REQUEST >>
Count the lines below that contain the word "JSON", and give only that number.

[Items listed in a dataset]
▬▬▬▬▬▬
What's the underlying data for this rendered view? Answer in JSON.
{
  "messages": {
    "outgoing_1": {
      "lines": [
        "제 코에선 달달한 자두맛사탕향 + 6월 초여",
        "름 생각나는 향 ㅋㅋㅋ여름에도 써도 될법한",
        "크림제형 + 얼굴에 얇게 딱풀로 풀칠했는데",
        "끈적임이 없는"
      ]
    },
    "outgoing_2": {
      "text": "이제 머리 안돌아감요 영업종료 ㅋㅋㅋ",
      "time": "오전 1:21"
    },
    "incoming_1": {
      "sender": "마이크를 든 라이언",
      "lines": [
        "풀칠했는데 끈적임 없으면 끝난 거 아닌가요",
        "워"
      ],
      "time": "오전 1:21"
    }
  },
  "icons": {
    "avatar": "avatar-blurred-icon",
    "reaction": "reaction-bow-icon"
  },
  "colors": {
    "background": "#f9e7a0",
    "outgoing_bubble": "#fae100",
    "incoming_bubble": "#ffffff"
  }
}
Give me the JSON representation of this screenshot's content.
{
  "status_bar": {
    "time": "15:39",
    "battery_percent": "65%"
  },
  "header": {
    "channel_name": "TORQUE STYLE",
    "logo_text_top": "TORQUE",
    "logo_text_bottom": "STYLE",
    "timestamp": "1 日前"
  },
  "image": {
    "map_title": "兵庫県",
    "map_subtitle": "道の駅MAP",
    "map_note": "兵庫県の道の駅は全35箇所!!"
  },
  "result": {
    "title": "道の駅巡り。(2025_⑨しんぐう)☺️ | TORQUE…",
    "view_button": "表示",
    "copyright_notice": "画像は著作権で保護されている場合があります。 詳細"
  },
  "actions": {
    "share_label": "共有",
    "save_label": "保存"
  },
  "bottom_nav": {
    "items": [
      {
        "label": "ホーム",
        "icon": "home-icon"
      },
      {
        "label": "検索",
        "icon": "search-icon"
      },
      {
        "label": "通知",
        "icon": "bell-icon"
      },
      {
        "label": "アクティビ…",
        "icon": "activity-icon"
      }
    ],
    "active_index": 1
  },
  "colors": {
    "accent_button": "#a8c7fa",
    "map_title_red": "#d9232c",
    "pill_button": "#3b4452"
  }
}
▬▬▬▬▬▬
SOLUTION >>
2